### EXCERPTED DATA
---
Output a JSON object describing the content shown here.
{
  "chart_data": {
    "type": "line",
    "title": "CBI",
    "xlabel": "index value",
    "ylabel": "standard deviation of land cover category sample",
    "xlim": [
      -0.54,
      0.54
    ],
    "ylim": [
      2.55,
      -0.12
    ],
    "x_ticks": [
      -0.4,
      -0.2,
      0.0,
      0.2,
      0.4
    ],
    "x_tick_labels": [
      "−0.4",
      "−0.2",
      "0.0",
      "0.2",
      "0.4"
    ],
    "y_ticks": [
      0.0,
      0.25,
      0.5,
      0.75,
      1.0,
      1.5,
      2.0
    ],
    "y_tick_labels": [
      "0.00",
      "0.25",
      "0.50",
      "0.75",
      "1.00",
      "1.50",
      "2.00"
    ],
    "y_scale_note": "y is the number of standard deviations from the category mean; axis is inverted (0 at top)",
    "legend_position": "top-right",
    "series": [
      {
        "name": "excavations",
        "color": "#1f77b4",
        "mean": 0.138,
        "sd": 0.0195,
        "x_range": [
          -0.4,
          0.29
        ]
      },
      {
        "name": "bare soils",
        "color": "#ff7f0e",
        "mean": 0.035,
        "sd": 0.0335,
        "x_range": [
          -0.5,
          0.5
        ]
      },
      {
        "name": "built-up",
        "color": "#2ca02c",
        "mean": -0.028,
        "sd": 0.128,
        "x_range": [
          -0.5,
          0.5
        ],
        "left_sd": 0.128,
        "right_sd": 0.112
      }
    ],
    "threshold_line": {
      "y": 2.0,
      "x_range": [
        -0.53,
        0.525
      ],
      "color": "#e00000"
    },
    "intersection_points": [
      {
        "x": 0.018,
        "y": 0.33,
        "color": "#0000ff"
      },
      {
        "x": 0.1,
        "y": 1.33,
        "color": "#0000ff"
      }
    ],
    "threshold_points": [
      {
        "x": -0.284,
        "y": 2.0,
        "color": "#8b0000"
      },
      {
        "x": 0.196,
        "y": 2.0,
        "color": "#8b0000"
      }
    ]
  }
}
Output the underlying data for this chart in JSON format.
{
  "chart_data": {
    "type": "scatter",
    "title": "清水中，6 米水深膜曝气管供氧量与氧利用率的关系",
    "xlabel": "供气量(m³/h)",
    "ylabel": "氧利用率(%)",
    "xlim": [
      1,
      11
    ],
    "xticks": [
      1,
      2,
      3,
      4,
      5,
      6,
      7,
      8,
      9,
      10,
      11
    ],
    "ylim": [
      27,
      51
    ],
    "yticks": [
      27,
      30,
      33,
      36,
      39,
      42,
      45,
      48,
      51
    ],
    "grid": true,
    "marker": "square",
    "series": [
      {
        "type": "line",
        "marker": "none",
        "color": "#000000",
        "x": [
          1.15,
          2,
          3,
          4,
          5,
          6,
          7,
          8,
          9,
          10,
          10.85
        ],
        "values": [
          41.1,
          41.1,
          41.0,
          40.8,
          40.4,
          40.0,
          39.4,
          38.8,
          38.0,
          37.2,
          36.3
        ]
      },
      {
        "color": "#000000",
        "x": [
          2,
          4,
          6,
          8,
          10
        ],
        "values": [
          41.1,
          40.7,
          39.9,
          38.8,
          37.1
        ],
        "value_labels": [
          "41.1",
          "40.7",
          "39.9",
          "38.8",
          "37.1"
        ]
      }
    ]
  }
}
---
### TASK PROMPT
Recite the full listing above exactly.

### THE REPLY
Output a JSON object describing the content shown here.
{
  "chart_data": {
    "type": "line",
    "title": "CBI",
    "xlabel": "index value",
    "ylabel": "standard deviation of land cover category sample",
    "xlim": [
      -0.54,
      0.54
    ],
    "ylim": [
      2.55,
      -0.12
    ],
    "x_ticks": [
      -0.4,
      -0.2,
      0.0,
      0.2,
      0.4
    ],
    "x_tick_labels": [
      "−0.4",
      "−0.2",
      "0.0",
      "0.2",
      "0.4"
    ],
    "y_ticks": [
      0.0,
      0.25,
      0.5,
      0.75,
      1.0,
      1.5,
      2.0
    ],
    "y_tick_labels": [
      "0.00",
      "0.25",
      "0.50",
      "0.75",
      "1.00",
      "1.50",
      "2.00"
    ],
    "y_scale_note": "y is the number of standard deviations from the category mean; axis is inverted (0 at top)",
    "legend_position": "top-right",
    "series": [
      {
        "name": "excavations",
        "color": "#1f77b4",
        "mean": 0.138,
        "sd": 0.0195,
        "x_range": [
          -0.4,
          0.29
        ]
      },
      {
        "name": "bare soils",
        "color": "#ff7f0e",
        "mean": 0.035,
        "sd": 0.0335,
        "x_range": [
          -0.5,
          0.5
        ]
      },
      {
        "name": "built-up",
        "color": "#2ca02c",
        "mean": -0.028,
        "sd": 0.128,
        "x_range": [
          -0.5,
          0.5
        ],
        "left_sd": 0.128,
        "right_sd": 0.112
      }
    ],
    "threshold_line": {
      "y": 2.0,
      "x_range": [
        -0.53,
        0.525
      ],
      "color": "#e00000"
    },
    "intersection_points": [
      {
        "x": 0.018,
        "y": 0.33,
        "color": "#0000ff"
      },
      {
        "x": 0.1,
        "y": 1.33,
        "color": "#0000ff"
      }
    ],
    "threshold_points": [
      {
        "x": -0.284,
        "y": 2.0,
        "color": "#8b0000"
      },
      {
        "x": 0.196,
        "y": 2.0,
        "color": "#8b0000"
      }
    ]
  }
}
Output the underlying data for this chart in JSON format.
{
  "chart_data": {
    "type": "scatter",
    "title": "清水中，6 米水深膜曝气管供氧量与氧利用率的关系",
    "xlabel": "供气量(m³/h)",
    "ylabel": "氧利用率(%)",
    "xlim": [
      1,
      11
    ],
    "xticks": [
      1,
      2,
      3,
      4,
      5,
      6,
      7,
      8,
      9,
      10,
      11
    ],
    "ylim": [
      27,
      51
    ],
    "yticks": [
      27,
      30,
      33,
      36,
      39,
      42,
      45,
      48,
      51
    ],
    "grid": true,
    "marker": "square",
    "series": [
      {
        "type": "line",
        "marker": "none",
        "color": "#000000",
        "x": [
          1.15,
          2,
          3,
          4,
          5,
          6,
          7,
          8,
          9,
          10,
          10.85
        ],
        "values": [
          41.1,
          41.1,
          41.0,
          40.8,
          40.4,
          40.0,
          39.4,
          38.8,
          38.0,
          37.2,
          36.3
        ]
      },
      {
        "color": "#000000",
        "x": [
          2,
          4,
          6,
          8,
          10
        ],
        "values": [
          41.1,
          40.7,
          39.9,
          38.8,
          37.1
        ],
        "value_labels": [
          "41.1",
          "40.7",
          "39.9",
          "38.8",
          "37.1"
        ]
      }
    ]
  }
}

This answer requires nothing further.